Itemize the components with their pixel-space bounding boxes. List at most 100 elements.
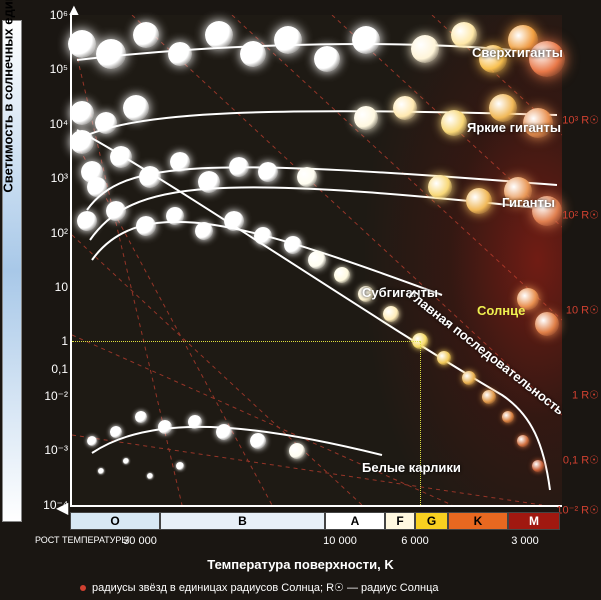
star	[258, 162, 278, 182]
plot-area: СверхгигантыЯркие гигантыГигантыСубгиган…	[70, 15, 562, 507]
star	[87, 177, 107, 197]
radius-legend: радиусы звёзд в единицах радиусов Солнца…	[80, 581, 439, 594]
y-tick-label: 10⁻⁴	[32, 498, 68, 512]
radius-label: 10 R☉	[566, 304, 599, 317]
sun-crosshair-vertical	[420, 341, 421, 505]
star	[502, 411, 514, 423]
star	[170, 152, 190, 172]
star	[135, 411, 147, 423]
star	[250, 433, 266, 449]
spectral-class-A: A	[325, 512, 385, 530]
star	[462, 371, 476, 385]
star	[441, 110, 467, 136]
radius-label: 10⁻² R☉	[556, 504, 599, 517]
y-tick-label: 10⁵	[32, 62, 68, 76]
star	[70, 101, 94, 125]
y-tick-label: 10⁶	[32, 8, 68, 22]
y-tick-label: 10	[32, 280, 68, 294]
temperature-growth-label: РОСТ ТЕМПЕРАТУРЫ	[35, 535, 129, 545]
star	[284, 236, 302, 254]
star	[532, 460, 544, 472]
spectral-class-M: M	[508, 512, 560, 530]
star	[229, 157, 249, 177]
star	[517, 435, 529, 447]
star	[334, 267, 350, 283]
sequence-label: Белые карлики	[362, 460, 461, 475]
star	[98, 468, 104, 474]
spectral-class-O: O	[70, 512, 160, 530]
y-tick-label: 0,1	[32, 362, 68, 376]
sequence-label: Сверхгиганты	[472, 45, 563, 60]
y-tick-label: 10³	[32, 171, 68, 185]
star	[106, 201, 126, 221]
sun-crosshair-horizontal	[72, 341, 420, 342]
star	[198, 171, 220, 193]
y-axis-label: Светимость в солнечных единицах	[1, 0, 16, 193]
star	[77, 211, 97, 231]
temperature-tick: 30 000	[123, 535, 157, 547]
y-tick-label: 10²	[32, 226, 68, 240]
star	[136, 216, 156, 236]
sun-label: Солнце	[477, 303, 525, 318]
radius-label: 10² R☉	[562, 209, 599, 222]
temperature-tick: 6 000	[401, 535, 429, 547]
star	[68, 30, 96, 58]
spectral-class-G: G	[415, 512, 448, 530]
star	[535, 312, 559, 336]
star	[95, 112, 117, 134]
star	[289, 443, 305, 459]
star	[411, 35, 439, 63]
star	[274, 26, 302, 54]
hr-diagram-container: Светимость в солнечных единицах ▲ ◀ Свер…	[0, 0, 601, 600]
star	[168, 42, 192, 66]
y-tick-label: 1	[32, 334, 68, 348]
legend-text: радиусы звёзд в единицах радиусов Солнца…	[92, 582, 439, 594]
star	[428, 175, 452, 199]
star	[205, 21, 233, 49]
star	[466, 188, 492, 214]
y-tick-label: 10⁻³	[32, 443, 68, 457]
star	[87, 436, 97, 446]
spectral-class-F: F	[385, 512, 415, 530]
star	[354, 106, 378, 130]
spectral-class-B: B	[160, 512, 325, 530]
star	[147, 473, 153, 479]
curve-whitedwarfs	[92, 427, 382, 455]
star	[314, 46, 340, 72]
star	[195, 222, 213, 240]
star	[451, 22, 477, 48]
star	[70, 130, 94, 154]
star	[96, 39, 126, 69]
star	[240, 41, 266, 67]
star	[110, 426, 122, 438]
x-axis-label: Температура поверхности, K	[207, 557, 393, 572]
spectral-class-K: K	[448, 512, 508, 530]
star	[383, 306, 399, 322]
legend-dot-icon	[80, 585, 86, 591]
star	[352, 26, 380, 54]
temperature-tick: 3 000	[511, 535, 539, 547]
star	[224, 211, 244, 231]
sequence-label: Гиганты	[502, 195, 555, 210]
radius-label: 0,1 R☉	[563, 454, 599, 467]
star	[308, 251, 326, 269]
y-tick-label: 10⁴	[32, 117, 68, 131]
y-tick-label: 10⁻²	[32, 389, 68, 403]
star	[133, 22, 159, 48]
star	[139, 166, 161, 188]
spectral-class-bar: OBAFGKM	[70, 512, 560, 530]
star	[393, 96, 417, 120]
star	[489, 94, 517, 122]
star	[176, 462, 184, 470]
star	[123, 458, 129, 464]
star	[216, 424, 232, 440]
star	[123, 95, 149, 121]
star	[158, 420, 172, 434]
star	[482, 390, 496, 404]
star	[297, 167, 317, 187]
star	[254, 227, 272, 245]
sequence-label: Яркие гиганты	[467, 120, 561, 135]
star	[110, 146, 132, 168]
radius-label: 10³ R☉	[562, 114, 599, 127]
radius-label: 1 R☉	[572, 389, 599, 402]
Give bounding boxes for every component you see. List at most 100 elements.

*-*-*

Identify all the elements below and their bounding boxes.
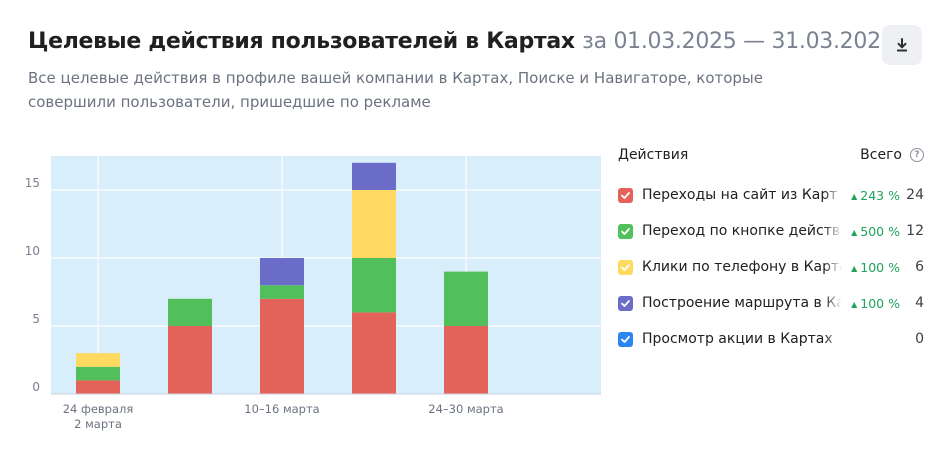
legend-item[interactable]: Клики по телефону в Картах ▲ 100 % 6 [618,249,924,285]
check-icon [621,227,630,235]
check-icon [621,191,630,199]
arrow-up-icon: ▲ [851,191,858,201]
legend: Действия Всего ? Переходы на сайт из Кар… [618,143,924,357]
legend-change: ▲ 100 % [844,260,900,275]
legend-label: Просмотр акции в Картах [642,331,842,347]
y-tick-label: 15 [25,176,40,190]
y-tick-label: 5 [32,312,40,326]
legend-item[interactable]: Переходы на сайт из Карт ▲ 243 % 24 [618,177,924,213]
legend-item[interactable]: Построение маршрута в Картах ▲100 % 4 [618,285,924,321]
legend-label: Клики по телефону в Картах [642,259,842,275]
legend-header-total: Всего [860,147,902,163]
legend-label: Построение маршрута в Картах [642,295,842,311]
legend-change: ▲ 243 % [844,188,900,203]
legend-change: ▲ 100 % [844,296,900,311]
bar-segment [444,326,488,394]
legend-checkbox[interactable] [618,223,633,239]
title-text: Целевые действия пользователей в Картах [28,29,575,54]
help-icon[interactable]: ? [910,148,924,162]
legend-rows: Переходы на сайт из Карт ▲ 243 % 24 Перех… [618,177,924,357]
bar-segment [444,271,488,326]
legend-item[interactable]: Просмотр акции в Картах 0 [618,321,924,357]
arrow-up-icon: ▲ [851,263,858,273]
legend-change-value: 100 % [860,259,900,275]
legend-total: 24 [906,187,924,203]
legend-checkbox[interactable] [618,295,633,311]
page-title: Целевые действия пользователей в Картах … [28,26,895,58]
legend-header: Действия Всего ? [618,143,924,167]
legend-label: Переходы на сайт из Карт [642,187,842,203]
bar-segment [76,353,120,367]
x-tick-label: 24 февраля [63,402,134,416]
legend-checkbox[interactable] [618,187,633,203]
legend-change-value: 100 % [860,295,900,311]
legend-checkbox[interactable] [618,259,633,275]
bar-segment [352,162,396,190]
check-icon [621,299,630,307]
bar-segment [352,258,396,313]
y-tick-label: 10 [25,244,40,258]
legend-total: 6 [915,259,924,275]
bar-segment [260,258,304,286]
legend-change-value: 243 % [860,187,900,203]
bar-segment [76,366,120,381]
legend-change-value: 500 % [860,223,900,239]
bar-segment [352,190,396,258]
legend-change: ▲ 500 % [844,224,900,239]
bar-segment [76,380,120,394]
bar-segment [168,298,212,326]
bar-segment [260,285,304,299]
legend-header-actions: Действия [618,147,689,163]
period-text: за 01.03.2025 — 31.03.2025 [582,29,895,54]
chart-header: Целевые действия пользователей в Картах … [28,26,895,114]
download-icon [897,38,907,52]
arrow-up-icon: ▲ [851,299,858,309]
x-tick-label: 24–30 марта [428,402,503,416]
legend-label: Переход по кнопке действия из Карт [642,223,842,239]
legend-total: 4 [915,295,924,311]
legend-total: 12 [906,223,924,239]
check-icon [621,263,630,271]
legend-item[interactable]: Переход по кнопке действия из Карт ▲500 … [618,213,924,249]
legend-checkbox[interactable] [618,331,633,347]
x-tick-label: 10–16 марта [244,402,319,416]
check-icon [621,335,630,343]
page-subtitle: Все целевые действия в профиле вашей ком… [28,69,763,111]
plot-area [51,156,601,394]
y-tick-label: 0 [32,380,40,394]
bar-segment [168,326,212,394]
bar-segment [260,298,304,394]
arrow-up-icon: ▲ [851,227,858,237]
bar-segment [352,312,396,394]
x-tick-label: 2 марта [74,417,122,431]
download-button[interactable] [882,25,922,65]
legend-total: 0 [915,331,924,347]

*-*-*

> Task instructions: Please reproduce everything in the material from the line containing "162, 278, 182]" down to the line containing "101, 94, 125]", changing "star" to "marker" and leaving the rest untouched.

> Task result:
marker	[258, 162, 278, 182]
plot-area: СверхгигантыЯркие гигантыГигантыСубгиган…	[70, 15, 562, 507]
marker	[87, 177, 107, 197]
radius-legend: радиусы звёзд в единицах радиусов Солнца…	[80, 581, 439, 594]
y-tick-label: 10⁻⁴	[32, 498, 68, 512]
radius-label: 10 R☉	[566, 304, 599, 317]
sun-crosshair-vertical	[420, 341, 421, 505]
marker	[502, 411, 514, 423]
marker	[170, 152, 190, 172]
marker	[135, 411, 147, 423]
marker	[250, 433, 266, 449]
spectral-class-A: A	[325, 512, 385, 530]
marker	[462, 371, 476, 385]
marker	[441, 110, 467, 136]
radius-label: 10⁻² R☉	[556, 504, 599, 517]
y-tick-label: 10⁵	[32, 62, 68, 76]
marker	[70, 101, 94, 125]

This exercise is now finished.